GOAL OF THE EXERCISE:
Make an exact copy of all the entries, but do not reproduce the pictures.

GIVEN RECORDS:
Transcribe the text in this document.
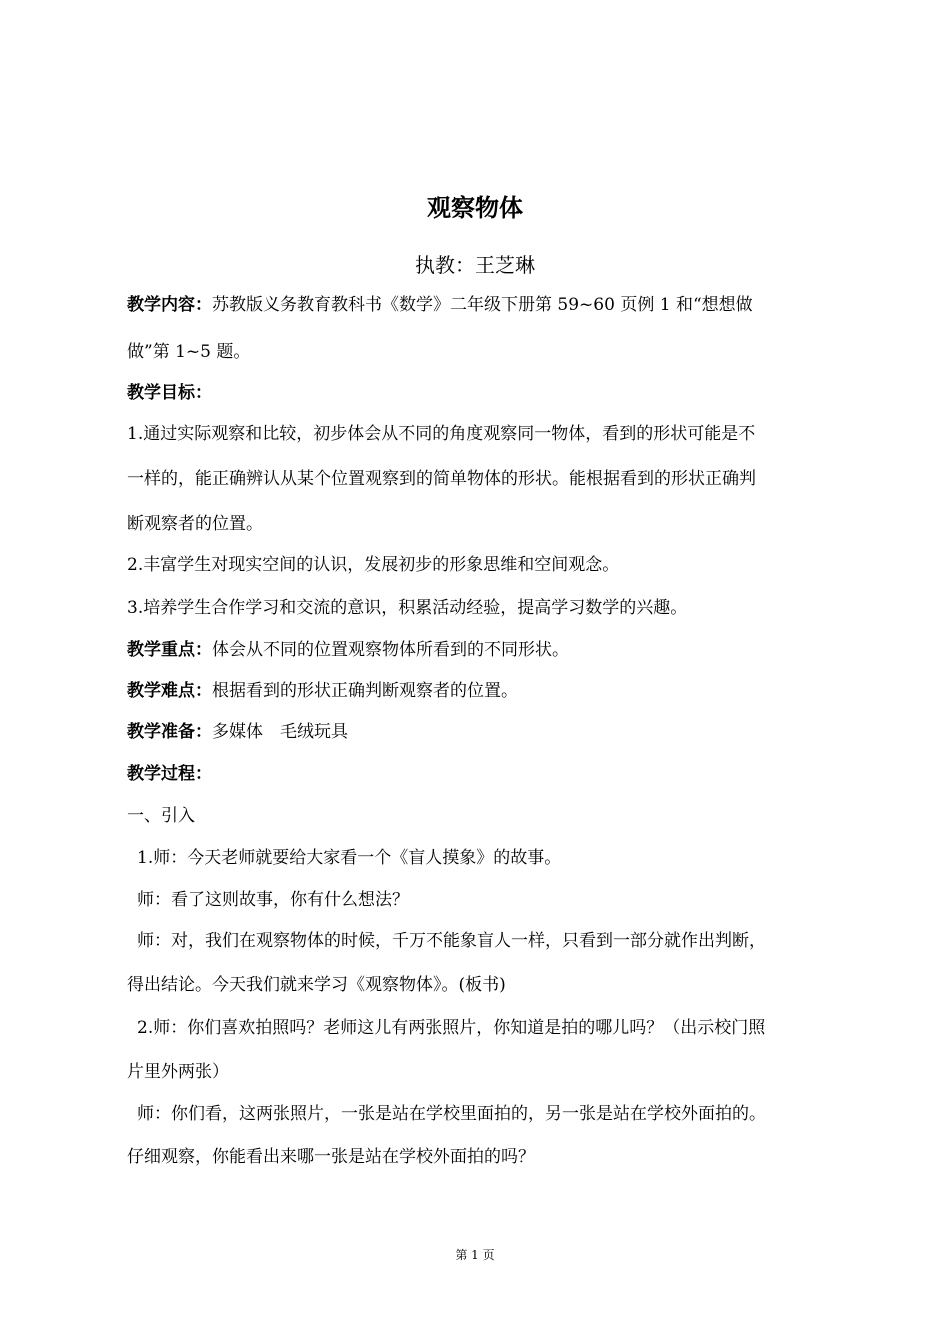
观察物体
执教：王芝琳
教学内容：苏教版义务教育教科书《数学》二年级下册第 59~60 页例 1 和“想想做
做”第 1~5 题。
教学目标：
1.通过实际观察和比较，初步体会从不同的角度观察同一物体，看到的形状可能是不
一样的，能正确辨认从某个位置观察到的简单物体的形状。能根据看到的形状正确判
断观察者的位置。
2.丰富学生对现实空间的认识，发展初步的形象思维和空间观念。
3.培养学生合作学习和交流的意识，积累活动经验，提高学习数学的兴趣。
教学重点：体会从不同的位置观察物体所看到的不同形状。
教学难点：根据看到的形状正确判断观察者的位置。
教学准备：多媒体　毛绒玩具
教学过程：
一、引入
1.师：今天老师就要给大家看一个《盲人摸象》的故事。
师：看了这则故事，你有什么想法？
师：对，我们在观察物体的时候，千万不能象盲人一样，只看到一部分就作出判断，
得出结论。今天我们就来学习《观察物体》。(板书)
2.师：你们喜欢拍照吗？老师这儿有两张照片，你知道是拍的哪儿吗？（出示校门照
片里外两张）
师：你们看，这两张照片，一张是站在学校里面拍的，另一张是站在学校外面拍的。
仔细观察，你能看出来哪一张是站在学校外面拍的吗？
第 1 页
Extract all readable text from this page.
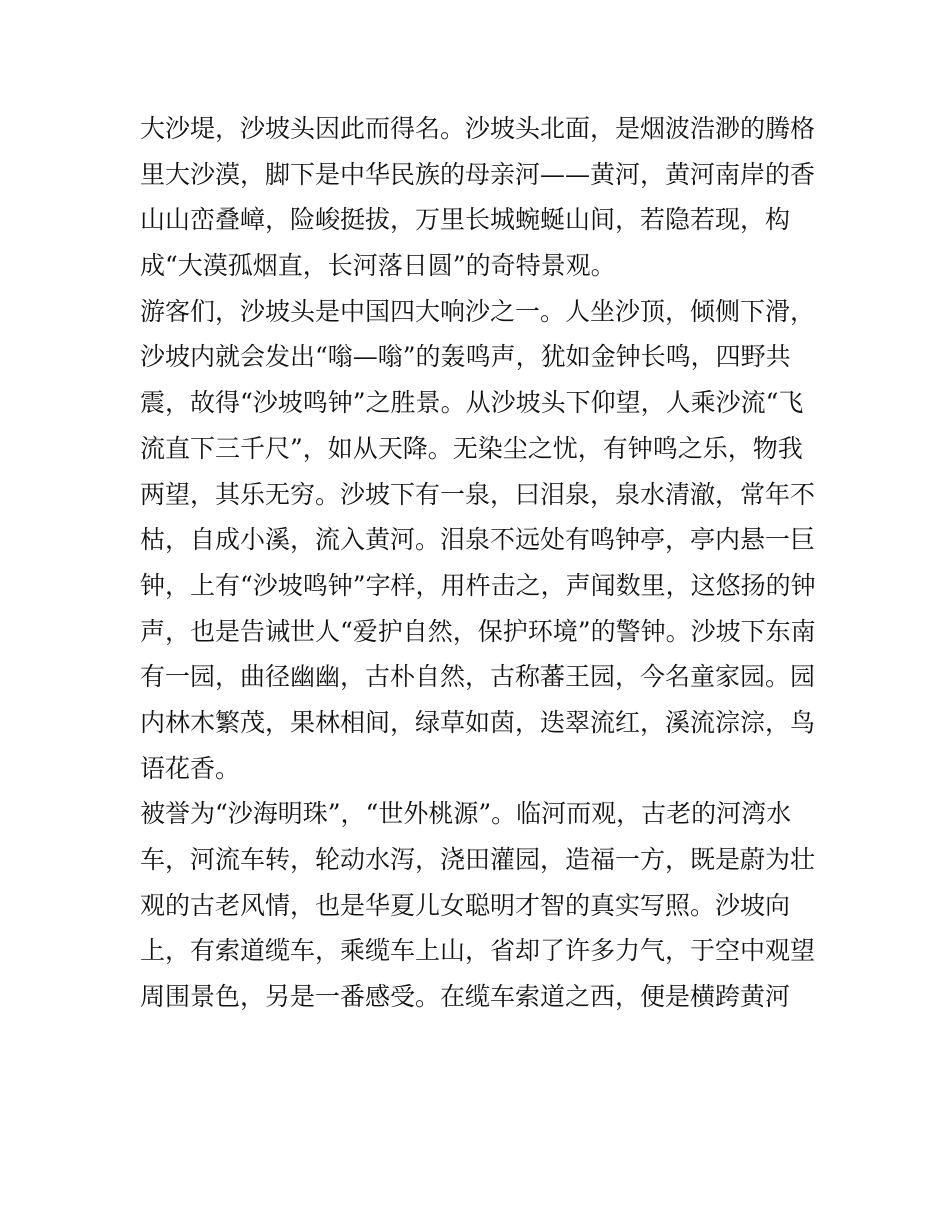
大沙堤，沙坡头因此而得名。沙坡头北面，是烟波浩渺的腾格
里大沙漠，脚下是中华民族的母亲河——黄河，黄河南岸的香
山山峦叠嶂，险峻挺拔，万里长城蜿蜒山间，若隐若现，构
成“大漠孤烟直，长河落日圆”的奇特景观。
游客们，沙坡头是中国四大响沙之一。人坐沙顶，倾侧下滑，
沙坡内就会发出“嗡—嗡”的轰鸣声，犹如金钟长鸣，四野共
震，故得“沙坡鸣钟”之胜景。从沙坡头下仰望，人乘沙流“飞
流直下三千尺”，如从天降。无染尘之忧，有钟鸣之乐，物我
两望，其乐无穷。沙坡下有一泉，曰泪泉，泉水清澈，常年不
枯，自成小溪，流入黄河。泪泉不远处有鸣钟亭，亭内悬一巨
钟，上有“沙坡鸣钟”字样，用杵击之，声闻数里，这悠扬的钟
声，也是告诫世人“爱护自然，保护环境”的警钟。沙坡下东南
有一园，曲径幽幽，古朴自然，古称蕃王园，今名童家园。园
内林木繁茂，果林相间，绿草如茵，迭翠流红，溪流淙淙，鸟
语花香。
被誉为“沙海明珠”，“世外桃源”。临河而观，古老的河湾水
车，河流车转，轮动水泻，浇田灌园，造福一方，既是蔚为壮
观的古老风情，也是华夏儿女聪明才智的真实写照。沙坡向
上，有索道缆车，乘缆车上山，省却了许多力气，于空中观望
周围景色，另是一番感受。在缆车索道之西，便是横跨黄河
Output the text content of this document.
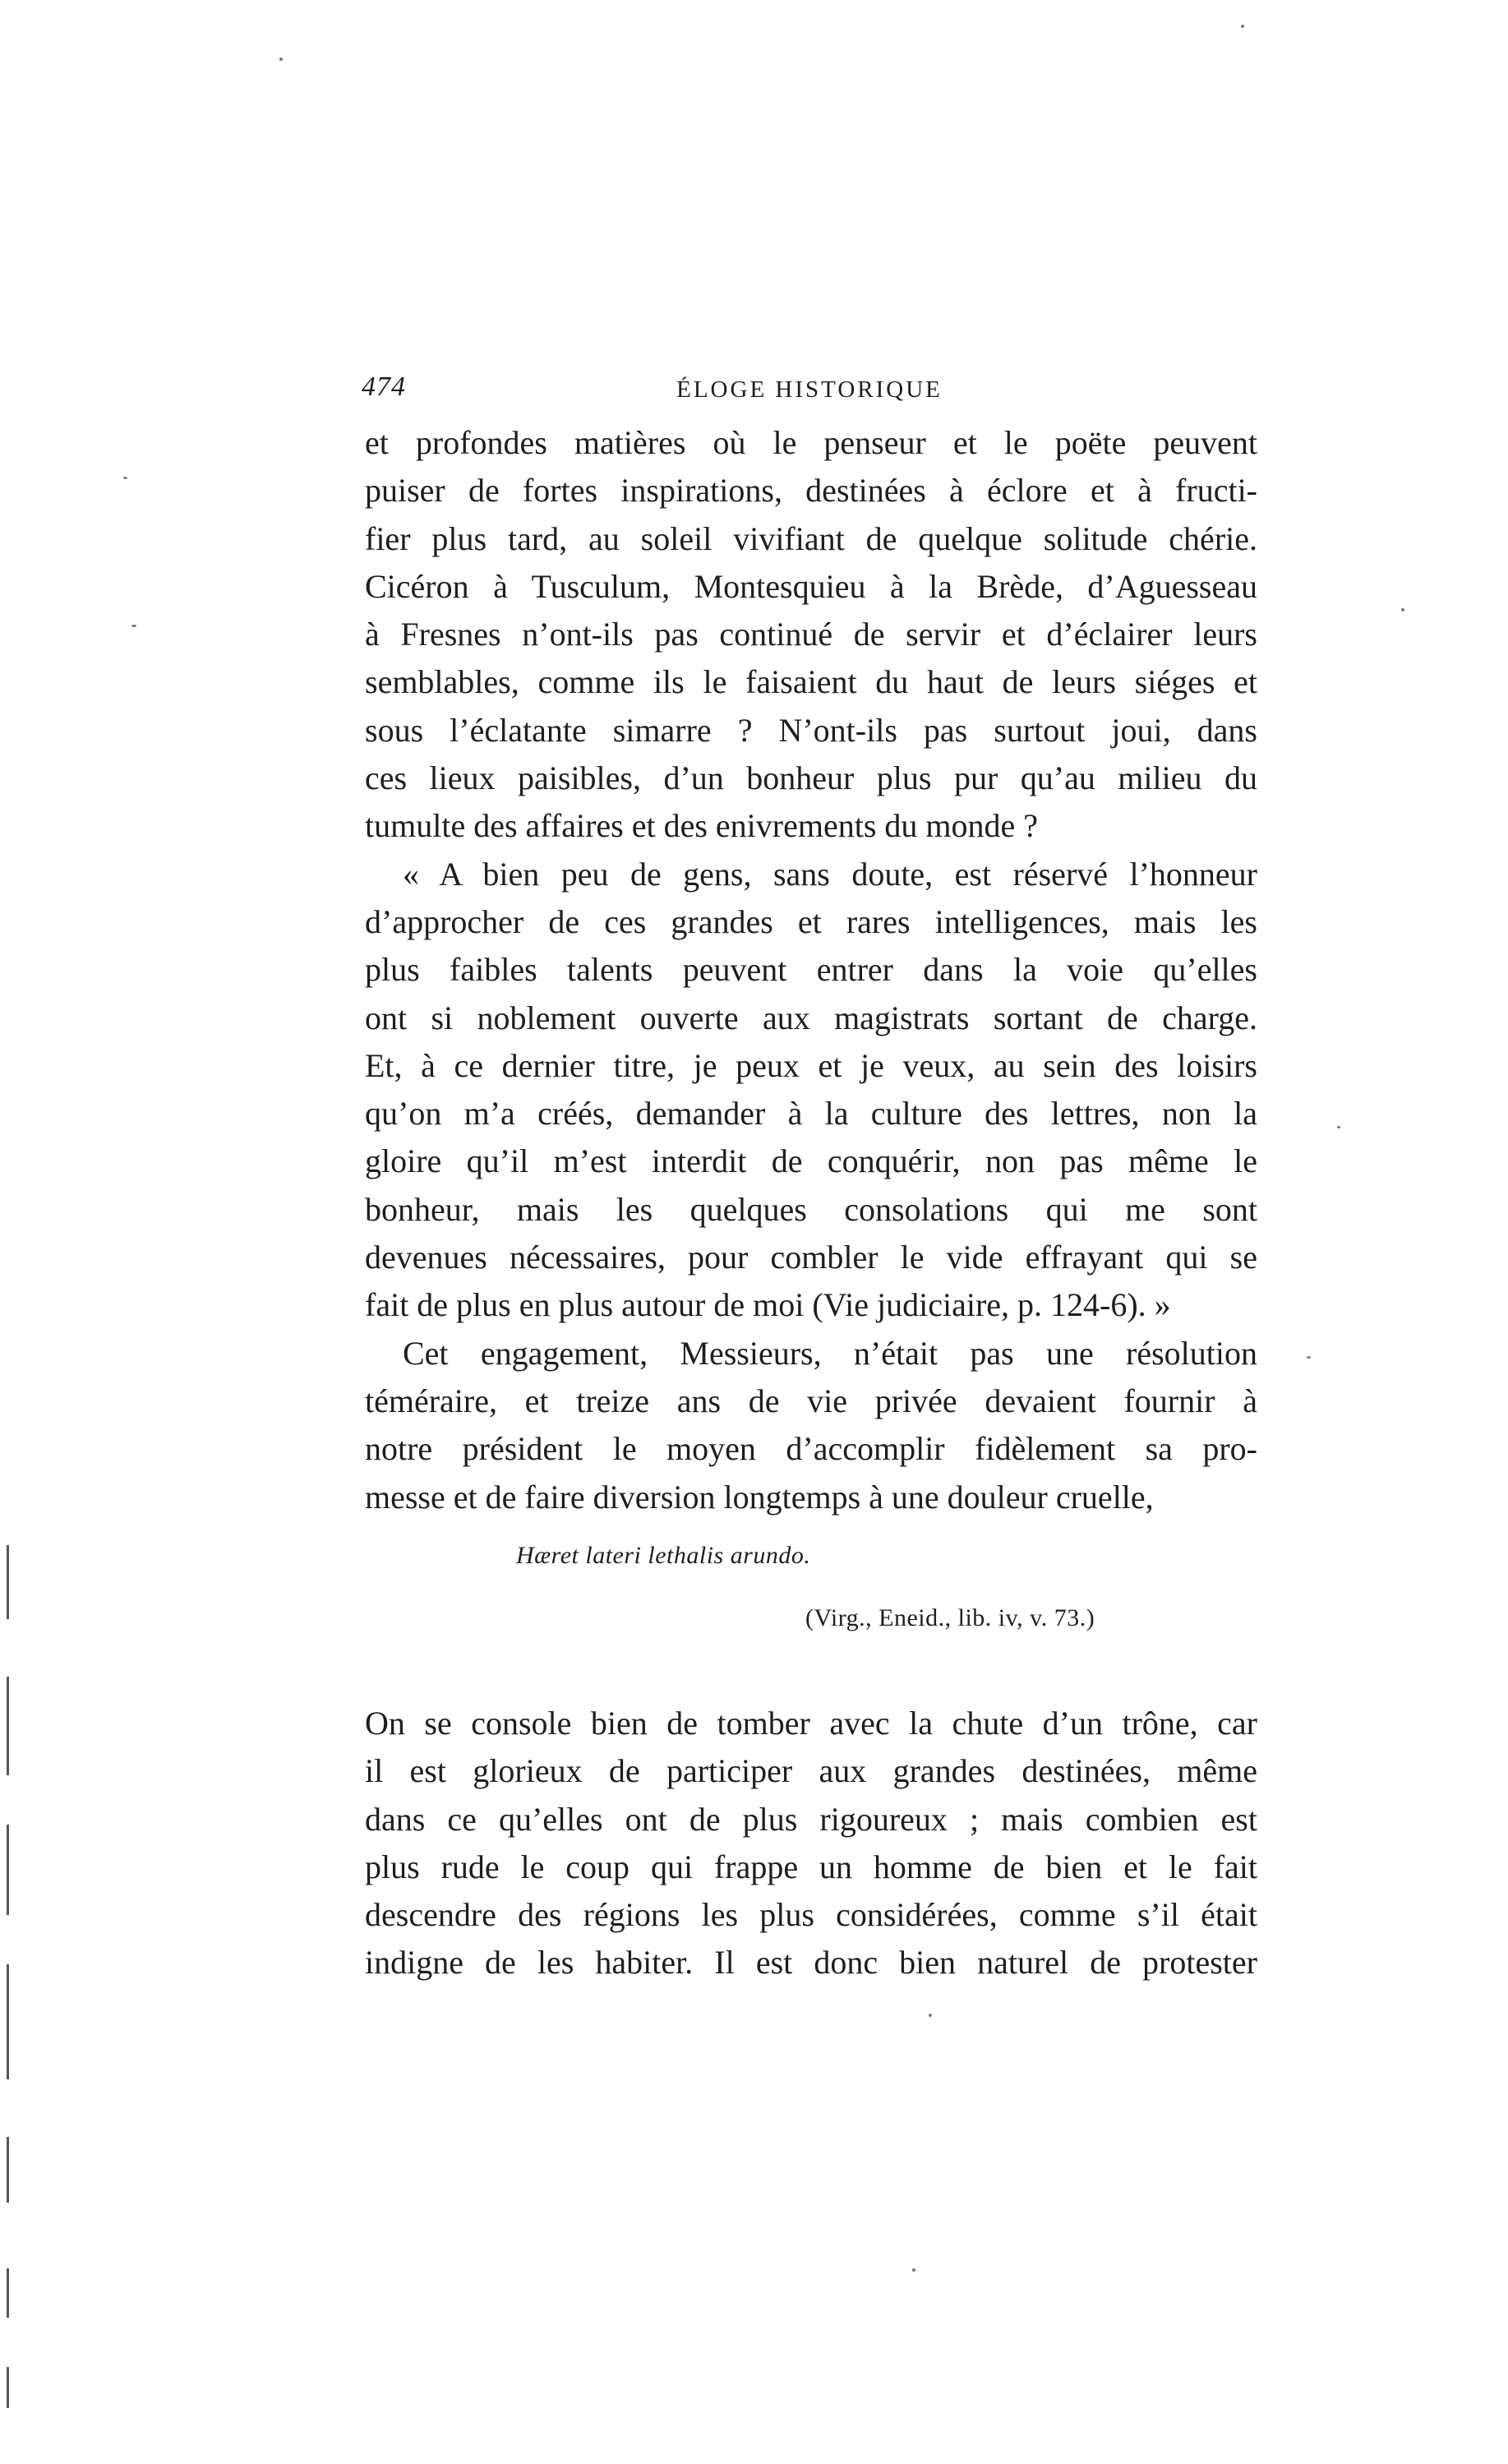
474	ÉLOGE HISTORIQUE
et profondes matières où le penseur et le poëte peuvent
puiser de fortes inspirations, destinées à éclore et à fructi-
fier plus tard, au soleil vivifiant de quelque solitude chérie.
Cicéron à Tusculum, Montesquieu à la Brède, d’Aguesseau
à Fresnes n’ont-ils pas continué de servir et d’éclairer leurs
semblables, comme ils le faisaient du haut de leurs siéges et
sous l’éclatante simarre ? N’ont-ils pas surtout joui, dans
ces lieux paisibles, d’un bonheur plus pur qu’au milieu du
tumulte des affaires et des enivrements du monde ?
« A bien peu de gens, sans doute, est réservé l’honneur
d’approcher de ces grandes et rares intelligences, mais les
plus faibles talents peuvent entrer dans la voie qu’elles
ont si noblement ouverte aux magistrats sortant de charge.
Et, à ce dernier titre, je peux et je veux, au sein des loisirs
qu’on m’a créés, demander à la culture des lettres, non la
gloire qu’il m’est interdit de conquérir, non pas même le
bonheur, mais les quelques consolations qui me sont
devenues nécessaires, pour combler le vide effrayant qui se
fait de plus en plus autour de moi (Vie judiciaire, p. 124-6). »
Cet engagement, Messieurs, n’était pas une résolution
téméraire, et treize ans de vie privée devaient fournir à
notre président le moyen d’accomplir fidèlement sa pro-
messe et de faire diversion longtemps à une douleur cruelle,
Hæret lateri lethalis arundo.
(Virg., Eneid., lib. iv, v. 73.)
On se console bien de tomber avec la chute d’un trône, car
il est glorieux de participer aux grandes destinées, même
dans ce qu’elles ont de plus rigoureux ; mais combien est
plus rude le coup qui frappe un homme de bien et le fait
descendre des régions les plus considérées, comme s’il était
indigne de les habiter. Il est donc bien naturel de protester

TASK RESULT:
Transcribe the text in this document.
观察物体
执教：王芝琳
教学内容：苏教版义务教育教科书《数学》二年级下册第 59~60 页例 1 和“想想做
做”第 1~5 题。
教学目标：
1.通过实际观察和比较，初步体会从不同的角度观察同一物体，看到的形状可能是不
一样的，能正确辨认从某个位置观察到的简单物体的形状。能根据看到的形状正确判
断观察者的位置。
2.丰富学生对现实空间的认识，发展初步的形象思维和空间观念。
3.培养学生合作学习和交流的意识，积累活动经验，提高学习数学的兴趣。
教学重点：体会从不同的位置观察物体所看到的不同形状。
教学难点：根据看到的形状正确判断观察者的位置。
教学准备：多媒体　毛绒玩具
教学过程：
一、引入
1.师：今天老师就要给大家看一个《盲人摸象》的故事。
师：看了这则故事，你有什么想法？
师：对，我们在观察物体的时候，千万不能象盲人一样，只看到一部分就作出判断，
得出结论。今天我们就来学习《观察物体》。(板书)
2.师：你们喜欢拍照吗？老师这儿有两张照片，你知道是拍的哪儿吗？（出示校门照
片里外两张）
师：你们看，这两张照片，一张是站在学校里面拍的，另一张是站在学校外面拍的。
仔细观察，你能看出来哪一张是站在学校外面拍的吗？
第 1 页
Extract all readable text from this page.
大沙堤，沙坡头因此而得名。沙坡头北面，是烟波浩渺的腾格
里大沙漠，脚下是中华民族的母亲河——黄河，黄河南岸的香
山山峦叠嶂，险峻挺拔，万里长城蜿蜒山间，若隐若现，构
成“大漠孤烟直，长河落日圆”的奇特景观。
游客们，沙坡头是中国四大响沙之一。人坐沙顶，倾侧下滑，
沙坡内就会发出“嗡—嗡”的轰鸣声，犹如金钟长鸣，四野共
震，故得“沙坡鸣钟”之胜景。从沙坡头下仰望，人乘沙流“飞
流直下三千尺”，如从天降。无染尘之忧，有钟鸣之乐，物我
两望，其乐无穷。沙坡下有一泉，曰泪泉，泉水清澈，常年不
枯，自成小溪，流入黄河。泪泉不远处有鸣钟亭，亭内悬一巨
钟，上有“沙坡鸣钟”字样，用杵击之，声闻数里，这悠扬的钟
声，也是告诫世人“爱护自然，保护环境”的警钟。沙坡下东南
有一园，曲径幽幽，古朴自然，古称蕃王园，今名童家园。园
内林木繁茂，果林相间，绿草如茵，迭翠流红，溪流淙淙，鸟
语花香。
被誉为“沙海明珠”，“世外桃源”。临河而观，古老的河湾水
车，河流车转，轮动水泻，浇田灌园，造福一方，既是蔚为壮
观的古老风情，也是华夏儿女聪明才智的真实写照。沙坡向
上，有索道缆车，乘缆车上山，省却了许多力气，于空中观望
周围景色，另是一番感受。在缆车索道之西，便是横跨黄河
Output the text content of this document.
474	ÉLOGE HISTORIQUE
et profondes matières où le penseur et le poëte peuvent
puiser de fortes inspirations, destinées à éclore et à fructi-
fier plus tard, au soleil vivifiant de quelque solitude chérie.
Cicéron à Tusculum, Montesquieu à la Brède, d’Aguesseau
à Fresnes n’ont-ils pas continué de servir et d’éclairer leurs
semblables, comme ils le faisaient du haut de leurs siéges et
sous l’éclatante simarre ? N’ont-ils pas surtout joui, dans
ces lieux paisibles, d’un bonheur plus pur qu’au milieu du
tumulte des affaires et des enivrements du monde ?
« A bien peu de gens, sans doute, est réservé l’honneur
d’approcher de ces grandes et rares intelligences, mais les
plus faibles talents peuvent entrer dans la voie qu’elles
ont si noblement ouverte aux magistrats sortant de charge.
Et, à ce dernier titre, je peux et je veux, au sein des loisirs
qu’on m’a créés, demander à la culture des lettres, non la
gloire qu’il m’est interdit de conquérir, non pas même le
bonheur, mais les quelques consolations qui me sont
devenues nécessaires, pour combler le vide effrayant qui se
fait de plus en plus autour de moi (Vie judiciaire, p. 124-6). »
Cet engagement, Messieurs, n’était pas une résolution
téméraire, et treize ans de vie privée devaient fournir à
notre président le moyen d’accomplir fidèlement sa pro-
messe et de faire diversion longtemps à une douleur cruelle,
Hæret lateri lethalis arundo.
(Virg., Eneid., lib. iv, v. 73.)
On se console bien de tomber avec la chute d’un trône, car
il est glorieux de participer aux grandes destinées, même
dans ce qu’elles ont de plus rigoureux ; mais combien est
plus rude le coup qui frappe un homme de bien et le fait
descendre des régions les plus considérées, comme s’il était
indigne de les habiter. Il est donc bien naturel de protester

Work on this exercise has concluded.